Compile every line that includes the word "package".

---------------

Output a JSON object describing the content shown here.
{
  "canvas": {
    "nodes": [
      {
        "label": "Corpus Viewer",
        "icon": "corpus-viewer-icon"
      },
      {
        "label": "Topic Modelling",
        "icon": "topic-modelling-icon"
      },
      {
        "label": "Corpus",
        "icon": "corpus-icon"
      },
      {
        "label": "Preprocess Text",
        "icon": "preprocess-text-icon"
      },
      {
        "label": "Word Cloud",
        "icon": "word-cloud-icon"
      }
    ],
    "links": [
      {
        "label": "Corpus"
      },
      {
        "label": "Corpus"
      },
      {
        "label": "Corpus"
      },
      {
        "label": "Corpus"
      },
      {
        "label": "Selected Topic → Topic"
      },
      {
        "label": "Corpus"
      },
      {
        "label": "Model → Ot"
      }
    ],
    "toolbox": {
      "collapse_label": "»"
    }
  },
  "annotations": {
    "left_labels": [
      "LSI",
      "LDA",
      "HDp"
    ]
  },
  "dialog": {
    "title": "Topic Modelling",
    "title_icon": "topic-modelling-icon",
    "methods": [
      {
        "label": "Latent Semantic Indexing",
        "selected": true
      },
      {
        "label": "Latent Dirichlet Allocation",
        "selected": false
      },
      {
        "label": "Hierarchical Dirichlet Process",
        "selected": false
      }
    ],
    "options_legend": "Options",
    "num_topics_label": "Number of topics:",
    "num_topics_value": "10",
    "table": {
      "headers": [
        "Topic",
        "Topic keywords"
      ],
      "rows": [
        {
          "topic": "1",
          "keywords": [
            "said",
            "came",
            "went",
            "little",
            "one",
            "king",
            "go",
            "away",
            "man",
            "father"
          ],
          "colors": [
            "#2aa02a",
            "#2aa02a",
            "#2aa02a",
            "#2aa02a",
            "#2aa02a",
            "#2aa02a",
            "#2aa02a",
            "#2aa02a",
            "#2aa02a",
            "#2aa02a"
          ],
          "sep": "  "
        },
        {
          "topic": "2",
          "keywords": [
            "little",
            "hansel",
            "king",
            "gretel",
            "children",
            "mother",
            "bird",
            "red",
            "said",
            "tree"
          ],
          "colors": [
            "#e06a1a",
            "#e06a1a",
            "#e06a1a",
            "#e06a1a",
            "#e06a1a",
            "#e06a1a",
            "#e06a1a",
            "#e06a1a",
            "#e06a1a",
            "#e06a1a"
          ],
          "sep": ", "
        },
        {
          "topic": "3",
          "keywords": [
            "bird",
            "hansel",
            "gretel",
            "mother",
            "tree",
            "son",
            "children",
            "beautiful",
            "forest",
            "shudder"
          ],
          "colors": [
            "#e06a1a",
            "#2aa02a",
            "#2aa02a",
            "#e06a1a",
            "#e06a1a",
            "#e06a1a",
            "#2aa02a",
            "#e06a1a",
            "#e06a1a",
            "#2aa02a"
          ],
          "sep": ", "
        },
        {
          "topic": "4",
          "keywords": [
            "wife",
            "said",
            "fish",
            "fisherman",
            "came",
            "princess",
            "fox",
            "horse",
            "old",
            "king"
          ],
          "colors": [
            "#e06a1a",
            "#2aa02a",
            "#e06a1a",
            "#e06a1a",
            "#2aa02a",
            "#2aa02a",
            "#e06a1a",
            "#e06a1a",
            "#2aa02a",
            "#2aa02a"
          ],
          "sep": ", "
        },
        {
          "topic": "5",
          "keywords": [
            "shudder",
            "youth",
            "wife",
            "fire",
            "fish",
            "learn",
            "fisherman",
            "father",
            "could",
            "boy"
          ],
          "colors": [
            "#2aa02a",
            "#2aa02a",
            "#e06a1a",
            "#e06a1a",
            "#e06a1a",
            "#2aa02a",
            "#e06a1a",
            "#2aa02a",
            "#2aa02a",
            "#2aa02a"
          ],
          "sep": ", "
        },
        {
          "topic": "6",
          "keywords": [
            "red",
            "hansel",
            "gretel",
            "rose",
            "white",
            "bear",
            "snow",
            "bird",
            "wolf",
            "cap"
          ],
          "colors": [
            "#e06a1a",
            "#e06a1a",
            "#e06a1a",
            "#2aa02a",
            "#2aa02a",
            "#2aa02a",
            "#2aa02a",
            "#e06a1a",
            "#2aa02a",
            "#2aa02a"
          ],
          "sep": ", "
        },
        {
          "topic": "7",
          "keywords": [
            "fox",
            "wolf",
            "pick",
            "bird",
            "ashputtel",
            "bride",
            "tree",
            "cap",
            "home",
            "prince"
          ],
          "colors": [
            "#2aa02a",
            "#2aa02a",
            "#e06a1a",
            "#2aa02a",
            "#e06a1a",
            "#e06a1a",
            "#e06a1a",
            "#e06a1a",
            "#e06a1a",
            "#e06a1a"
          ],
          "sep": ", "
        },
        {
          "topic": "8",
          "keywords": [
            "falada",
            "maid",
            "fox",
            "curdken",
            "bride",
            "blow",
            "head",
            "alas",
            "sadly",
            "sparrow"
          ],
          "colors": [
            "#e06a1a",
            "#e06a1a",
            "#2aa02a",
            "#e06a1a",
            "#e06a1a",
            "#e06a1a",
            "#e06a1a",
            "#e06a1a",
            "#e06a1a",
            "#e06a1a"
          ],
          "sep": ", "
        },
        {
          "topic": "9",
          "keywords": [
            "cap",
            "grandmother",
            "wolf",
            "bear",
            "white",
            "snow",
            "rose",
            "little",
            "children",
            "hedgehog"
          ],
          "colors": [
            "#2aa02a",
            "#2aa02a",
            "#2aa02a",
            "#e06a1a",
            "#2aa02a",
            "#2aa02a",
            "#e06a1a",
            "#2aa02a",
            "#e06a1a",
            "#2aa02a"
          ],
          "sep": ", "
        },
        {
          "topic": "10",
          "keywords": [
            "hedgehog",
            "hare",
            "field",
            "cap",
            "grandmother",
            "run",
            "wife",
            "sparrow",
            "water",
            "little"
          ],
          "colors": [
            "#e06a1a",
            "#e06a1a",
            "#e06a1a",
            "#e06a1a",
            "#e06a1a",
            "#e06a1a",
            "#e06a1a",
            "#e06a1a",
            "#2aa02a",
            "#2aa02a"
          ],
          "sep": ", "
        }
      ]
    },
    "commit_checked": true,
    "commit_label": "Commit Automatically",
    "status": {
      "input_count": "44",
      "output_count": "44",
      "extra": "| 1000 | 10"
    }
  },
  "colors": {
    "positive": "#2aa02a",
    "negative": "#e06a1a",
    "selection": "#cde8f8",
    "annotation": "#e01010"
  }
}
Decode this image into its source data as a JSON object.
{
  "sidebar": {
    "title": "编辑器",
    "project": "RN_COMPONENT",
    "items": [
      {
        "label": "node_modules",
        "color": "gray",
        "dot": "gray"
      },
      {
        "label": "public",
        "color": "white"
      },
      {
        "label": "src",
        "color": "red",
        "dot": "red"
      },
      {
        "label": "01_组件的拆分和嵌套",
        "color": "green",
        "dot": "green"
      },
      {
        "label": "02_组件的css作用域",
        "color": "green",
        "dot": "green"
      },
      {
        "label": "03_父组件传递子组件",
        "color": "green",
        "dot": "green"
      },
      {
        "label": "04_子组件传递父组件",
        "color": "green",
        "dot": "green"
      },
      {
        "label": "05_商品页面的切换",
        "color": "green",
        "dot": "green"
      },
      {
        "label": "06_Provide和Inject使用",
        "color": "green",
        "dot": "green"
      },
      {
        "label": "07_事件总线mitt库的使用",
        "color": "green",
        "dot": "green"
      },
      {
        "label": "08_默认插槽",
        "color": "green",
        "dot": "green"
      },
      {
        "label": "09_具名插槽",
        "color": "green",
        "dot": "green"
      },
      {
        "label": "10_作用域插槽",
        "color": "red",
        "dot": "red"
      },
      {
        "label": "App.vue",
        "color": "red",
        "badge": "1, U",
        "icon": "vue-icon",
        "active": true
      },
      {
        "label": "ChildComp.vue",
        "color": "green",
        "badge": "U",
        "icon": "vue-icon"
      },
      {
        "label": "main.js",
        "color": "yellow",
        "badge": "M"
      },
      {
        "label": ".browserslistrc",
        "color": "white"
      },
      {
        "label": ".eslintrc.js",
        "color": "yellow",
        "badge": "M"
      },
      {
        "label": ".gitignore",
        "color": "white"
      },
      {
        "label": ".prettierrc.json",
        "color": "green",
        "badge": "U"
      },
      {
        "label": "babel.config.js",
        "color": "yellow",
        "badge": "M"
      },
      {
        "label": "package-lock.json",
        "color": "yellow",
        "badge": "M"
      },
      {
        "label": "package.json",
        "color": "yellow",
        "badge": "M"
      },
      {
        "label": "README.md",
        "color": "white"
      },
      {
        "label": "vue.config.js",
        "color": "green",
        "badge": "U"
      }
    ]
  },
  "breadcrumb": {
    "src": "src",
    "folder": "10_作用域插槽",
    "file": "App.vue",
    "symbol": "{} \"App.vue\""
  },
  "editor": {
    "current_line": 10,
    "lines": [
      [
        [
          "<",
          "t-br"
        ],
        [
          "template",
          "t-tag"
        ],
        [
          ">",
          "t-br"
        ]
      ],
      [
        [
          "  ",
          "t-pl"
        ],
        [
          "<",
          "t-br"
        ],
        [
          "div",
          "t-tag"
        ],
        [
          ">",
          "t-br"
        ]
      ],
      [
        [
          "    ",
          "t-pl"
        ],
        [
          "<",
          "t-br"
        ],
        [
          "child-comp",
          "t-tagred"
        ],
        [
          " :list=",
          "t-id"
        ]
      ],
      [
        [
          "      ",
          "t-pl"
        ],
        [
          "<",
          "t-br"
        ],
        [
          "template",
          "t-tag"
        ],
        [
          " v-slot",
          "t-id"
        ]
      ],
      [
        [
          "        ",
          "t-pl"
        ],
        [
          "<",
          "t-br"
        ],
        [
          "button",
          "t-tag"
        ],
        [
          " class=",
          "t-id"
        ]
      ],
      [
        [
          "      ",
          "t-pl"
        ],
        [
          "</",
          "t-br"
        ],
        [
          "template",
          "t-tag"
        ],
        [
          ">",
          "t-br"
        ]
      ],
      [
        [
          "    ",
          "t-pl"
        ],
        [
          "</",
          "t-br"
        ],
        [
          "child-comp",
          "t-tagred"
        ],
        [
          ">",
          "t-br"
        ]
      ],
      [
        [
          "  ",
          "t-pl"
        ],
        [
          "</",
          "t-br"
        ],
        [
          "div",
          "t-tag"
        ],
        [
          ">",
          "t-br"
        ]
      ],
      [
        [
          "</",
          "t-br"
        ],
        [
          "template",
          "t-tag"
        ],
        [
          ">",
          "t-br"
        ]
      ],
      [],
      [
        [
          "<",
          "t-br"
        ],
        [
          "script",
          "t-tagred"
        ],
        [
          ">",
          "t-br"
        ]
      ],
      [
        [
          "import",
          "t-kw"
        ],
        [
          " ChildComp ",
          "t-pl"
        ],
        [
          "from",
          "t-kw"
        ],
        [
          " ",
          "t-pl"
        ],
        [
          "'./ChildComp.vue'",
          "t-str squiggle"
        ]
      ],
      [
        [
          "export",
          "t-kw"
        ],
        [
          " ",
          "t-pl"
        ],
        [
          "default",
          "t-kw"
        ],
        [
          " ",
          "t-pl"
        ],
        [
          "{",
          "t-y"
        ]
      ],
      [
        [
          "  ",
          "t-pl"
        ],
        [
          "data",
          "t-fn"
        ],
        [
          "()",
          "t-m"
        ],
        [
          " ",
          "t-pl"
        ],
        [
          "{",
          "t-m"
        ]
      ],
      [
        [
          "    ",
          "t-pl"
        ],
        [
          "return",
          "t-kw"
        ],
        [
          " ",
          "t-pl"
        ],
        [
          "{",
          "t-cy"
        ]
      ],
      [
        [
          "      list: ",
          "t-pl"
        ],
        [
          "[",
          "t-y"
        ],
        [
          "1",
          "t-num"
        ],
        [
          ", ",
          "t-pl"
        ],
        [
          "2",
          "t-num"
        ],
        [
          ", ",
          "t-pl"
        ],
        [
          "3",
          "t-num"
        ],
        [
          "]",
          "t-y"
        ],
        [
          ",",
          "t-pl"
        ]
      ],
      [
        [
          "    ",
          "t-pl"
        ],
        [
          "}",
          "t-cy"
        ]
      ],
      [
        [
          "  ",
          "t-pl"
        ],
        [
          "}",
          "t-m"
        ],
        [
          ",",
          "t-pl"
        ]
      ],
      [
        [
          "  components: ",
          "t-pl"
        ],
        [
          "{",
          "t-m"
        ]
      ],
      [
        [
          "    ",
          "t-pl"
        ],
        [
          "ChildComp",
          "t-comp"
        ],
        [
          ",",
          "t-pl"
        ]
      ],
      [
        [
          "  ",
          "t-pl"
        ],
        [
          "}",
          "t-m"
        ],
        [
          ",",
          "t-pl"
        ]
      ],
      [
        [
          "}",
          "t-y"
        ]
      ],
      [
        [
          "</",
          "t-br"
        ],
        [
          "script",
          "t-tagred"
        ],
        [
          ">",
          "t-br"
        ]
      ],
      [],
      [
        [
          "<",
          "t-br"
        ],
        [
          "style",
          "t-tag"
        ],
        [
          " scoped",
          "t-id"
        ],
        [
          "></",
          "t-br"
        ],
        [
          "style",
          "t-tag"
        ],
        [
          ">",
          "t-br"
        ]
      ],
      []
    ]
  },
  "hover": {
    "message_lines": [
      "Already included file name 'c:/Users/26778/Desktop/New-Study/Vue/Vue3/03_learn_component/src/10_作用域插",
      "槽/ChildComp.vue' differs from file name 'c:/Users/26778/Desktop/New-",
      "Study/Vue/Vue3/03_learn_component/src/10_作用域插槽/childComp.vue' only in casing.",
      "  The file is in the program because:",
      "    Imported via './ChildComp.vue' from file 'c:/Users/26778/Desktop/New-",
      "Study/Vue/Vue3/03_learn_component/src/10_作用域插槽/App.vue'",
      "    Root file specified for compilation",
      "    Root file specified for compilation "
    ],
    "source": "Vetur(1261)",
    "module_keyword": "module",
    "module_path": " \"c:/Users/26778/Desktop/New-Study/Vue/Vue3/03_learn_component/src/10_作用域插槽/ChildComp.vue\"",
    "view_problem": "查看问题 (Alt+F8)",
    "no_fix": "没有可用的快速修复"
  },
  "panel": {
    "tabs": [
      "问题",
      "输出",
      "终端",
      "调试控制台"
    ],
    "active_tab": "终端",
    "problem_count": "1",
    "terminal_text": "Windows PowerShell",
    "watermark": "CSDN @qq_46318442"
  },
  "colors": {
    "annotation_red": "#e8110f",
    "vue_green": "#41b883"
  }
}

---------------

> _TASK RESULT_
        "label": "package-lock.json",
        "label": "package.json",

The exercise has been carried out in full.